ÉNONCÉ. Réécrivez seulement la portion du listing qui va de son début jusqu'à la ligne contenant "indent-guide — [137, 1538, 138, 1580]" incluse, en changeant "interactable" en "cliquable" et en laissant tout le reste intact.

LISTING FOURNI.
---------------
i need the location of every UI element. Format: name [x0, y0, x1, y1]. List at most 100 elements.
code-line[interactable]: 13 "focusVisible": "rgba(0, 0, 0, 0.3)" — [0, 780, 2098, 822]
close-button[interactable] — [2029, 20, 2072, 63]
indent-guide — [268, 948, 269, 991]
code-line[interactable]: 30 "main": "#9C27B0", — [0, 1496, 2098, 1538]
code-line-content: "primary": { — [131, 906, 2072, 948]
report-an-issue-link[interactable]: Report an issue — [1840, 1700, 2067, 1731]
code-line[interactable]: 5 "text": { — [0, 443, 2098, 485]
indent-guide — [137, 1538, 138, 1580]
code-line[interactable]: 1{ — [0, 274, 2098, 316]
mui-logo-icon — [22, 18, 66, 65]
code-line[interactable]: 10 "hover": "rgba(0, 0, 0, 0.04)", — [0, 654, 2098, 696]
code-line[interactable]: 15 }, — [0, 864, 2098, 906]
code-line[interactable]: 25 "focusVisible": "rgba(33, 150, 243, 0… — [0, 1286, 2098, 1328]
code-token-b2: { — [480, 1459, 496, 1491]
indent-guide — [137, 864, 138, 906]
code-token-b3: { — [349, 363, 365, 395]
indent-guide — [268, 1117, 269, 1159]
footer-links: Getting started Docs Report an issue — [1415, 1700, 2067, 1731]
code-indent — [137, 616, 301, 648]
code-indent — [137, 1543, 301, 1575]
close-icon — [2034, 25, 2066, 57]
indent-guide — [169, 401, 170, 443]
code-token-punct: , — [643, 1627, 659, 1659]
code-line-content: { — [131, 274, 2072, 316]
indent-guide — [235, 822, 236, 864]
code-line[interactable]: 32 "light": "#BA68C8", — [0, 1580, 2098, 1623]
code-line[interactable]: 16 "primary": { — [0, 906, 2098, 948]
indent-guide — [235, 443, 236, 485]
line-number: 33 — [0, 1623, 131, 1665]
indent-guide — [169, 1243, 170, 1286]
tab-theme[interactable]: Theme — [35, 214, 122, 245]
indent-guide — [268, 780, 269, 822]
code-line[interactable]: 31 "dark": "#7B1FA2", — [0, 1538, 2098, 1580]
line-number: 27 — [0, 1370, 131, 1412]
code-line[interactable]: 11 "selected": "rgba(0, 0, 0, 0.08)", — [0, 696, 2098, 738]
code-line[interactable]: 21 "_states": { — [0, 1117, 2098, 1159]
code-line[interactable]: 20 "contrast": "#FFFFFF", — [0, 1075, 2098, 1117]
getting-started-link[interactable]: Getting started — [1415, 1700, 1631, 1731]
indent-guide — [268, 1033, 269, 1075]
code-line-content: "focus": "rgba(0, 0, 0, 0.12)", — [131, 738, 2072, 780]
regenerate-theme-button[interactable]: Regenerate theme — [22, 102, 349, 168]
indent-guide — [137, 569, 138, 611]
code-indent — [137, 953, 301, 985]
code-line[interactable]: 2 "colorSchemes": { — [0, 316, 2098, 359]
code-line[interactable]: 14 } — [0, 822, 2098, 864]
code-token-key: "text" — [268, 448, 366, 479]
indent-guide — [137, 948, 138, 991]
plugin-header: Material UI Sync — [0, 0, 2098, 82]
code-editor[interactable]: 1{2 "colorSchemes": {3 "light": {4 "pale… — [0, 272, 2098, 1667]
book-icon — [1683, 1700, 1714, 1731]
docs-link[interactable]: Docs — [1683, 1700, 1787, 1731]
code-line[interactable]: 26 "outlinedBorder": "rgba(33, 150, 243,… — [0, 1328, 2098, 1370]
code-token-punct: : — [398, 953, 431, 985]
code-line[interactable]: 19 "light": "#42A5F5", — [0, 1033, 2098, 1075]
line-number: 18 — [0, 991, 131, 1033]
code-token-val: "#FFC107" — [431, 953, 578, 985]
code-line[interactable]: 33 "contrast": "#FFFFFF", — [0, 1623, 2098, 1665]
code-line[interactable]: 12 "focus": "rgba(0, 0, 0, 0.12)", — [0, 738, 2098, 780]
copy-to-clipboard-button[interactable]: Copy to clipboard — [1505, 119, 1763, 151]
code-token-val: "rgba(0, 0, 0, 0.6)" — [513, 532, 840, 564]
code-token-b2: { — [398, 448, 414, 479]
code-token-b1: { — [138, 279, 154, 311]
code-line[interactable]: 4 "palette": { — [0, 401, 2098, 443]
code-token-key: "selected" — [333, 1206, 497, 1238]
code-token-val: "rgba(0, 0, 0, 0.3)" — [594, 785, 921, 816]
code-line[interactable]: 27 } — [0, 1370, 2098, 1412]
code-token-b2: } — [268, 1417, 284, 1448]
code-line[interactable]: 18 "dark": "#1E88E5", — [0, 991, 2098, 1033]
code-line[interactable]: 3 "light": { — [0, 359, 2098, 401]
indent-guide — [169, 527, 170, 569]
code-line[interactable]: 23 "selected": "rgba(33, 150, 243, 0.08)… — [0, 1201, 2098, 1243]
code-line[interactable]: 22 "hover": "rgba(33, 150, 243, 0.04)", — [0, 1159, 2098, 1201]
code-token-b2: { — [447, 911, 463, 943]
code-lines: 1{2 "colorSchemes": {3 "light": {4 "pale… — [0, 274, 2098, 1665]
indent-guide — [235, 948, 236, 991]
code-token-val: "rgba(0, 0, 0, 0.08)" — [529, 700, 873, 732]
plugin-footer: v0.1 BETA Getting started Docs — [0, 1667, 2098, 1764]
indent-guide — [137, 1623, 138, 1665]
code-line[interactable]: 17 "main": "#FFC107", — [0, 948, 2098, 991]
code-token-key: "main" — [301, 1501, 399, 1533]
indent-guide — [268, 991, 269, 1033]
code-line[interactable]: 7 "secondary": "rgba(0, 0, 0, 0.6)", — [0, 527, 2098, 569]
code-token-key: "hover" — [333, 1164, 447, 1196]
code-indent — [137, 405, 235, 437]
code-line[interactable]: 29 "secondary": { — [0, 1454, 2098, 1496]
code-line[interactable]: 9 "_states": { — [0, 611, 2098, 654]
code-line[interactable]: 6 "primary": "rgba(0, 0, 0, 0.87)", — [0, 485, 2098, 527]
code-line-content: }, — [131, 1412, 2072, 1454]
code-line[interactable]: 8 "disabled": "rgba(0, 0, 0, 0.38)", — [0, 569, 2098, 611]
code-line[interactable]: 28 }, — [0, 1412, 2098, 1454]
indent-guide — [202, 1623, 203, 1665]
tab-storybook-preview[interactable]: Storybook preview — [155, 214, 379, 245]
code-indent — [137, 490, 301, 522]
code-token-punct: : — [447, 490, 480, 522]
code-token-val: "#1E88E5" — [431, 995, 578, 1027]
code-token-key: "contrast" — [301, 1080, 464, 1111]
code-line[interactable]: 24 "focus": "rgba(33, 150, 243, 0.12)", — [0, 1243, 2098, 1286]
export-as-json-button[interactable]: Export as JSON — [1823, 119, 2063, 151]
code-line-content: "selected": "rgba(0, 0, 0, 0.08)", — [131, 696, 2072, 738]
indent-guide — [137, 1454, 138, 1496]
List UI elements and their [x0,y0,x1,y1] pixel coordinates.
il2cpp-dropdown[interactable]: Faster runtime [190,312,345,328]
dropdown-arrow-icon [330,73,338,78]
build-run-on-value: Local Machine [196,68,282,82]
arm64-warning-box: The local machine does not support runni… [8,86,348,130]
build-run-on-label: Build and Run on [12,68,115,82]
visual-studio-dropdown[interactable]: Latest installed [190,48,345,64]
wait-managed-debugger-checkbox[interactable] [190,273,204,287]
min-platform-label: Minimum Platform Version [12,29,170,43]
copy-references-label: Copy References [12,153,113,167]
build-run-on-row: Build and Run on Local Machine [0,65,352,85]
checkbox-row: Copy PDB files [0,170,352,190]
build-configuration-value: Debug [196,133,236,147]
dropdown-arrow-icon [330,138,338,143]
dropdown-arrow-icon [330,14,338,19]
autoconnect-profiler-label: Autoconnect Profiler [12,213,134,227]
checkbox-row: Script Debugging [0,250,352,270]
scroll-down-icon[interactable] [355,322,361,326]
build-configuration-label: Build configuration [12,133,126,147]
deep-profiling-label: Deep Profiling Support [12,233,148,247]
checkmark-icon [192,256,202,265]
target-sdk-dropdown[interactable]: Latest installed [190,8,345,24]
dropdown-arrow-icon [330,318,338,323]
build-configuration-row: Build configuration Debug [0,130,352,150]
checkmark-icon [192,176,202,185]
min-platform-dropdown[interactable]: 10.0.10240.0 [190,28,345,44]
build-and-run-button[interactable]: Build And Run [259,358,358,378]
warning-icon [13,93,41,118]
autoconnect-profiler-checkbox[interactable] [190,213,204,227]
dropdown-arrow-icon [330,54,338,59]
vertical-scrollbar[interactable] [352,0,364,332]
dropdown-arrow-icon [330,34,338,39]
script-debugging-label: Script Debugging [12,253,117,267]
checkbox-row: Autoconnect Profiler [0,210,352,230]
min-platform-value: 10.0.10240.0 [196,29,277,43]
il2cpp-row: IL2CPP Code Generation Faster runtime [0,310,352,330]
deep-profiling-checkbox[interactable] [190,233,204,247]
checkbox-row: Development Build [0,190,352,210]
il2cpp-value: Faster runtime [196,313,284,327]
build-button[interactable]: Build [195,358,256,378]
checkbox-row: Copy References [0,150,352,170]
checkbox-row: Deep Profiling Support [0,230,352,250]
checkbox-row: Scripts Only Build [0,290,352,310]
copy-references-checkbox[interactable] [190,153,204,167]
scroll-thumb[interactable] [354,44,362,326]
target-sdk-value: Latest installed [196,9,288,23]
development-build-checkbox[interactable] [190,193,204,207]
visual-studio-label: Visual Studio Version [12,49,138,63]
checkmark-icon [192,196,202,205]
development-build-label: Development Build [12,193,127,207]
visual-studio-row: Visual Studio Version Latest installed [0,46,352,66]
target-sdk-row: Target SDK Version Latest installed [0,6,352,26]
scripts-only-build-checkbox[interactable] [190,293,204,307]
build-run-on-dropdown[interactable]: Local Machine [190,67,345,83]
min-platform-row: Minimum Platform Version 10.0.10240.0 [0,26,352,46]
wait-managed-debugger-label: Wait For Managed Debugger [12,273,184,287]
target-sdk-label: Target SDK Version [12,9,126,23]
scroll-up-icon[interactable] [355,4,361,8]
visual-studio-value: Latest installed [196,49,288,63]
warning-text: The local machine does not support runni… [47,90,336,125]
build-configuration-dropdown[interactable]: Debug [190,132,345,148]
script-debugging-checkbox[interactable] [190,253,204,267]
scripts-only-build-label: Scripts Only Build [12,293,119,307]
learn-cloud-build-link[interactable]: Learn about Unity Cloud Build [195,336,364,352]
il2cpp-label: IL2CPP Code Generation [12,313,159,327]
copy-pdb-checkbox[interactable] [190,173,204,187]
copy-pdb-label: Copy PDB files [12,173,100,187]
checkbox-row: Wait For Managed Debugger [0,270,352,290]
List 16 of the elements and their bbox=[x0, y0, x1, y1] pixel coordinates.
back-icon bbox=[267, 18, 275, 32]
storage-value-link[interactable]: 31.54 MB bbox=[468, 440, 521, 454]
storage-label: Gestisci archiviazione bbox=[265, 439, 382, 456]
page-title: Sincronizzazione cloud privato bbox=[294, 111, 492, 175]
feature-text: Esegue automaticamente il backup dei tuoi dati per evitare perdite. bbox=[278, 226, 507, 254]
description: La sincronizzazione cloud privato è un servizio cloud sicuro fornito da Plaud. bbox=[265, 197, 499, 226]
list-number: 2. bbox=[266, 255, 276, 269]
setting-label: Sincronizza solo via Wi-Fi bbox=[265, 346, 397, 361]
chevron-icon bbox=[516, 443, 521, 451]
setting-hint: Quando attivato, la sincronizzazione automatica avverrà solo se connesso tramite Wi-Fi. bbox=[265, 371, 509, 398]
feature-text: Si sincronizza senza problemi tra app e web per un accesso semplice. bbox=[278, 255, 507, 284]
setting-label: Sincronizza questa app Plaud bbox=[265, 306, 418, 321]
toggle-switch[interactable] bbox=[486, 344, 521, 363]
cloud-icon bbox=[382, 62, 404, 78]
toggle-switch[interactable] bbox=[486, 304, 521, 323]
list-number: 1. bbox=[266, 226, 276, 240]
---------------
CORRIGÉ.
i need the location of every UI element. Format: name [x0, y0, x1, y1]. List at most 100 elements.
code-line[cliquable]: 13 "focusVisible": "rgba(0, 0, 0, 0.3)" — [0, 780, 2098, 822]
close-button[cliquable] — [2029, 20, 2072, 63]
indent-guide — [268, 948, 269, 991]
code-line[cliquable]: 30 "main": "#9C27B0", — [0, 1496, 2098, 1538]
code-line-content: "primary": { — [131, 906, 2072, 948]
report-an-issue-link[cliquable]: Report an issue — [1840, 1700, 2067, 1731]
code-line[cliquable]: 5 "text": { — [0, 443, 2098, 485]
indent-guide — [137, 1538, 138, 1580]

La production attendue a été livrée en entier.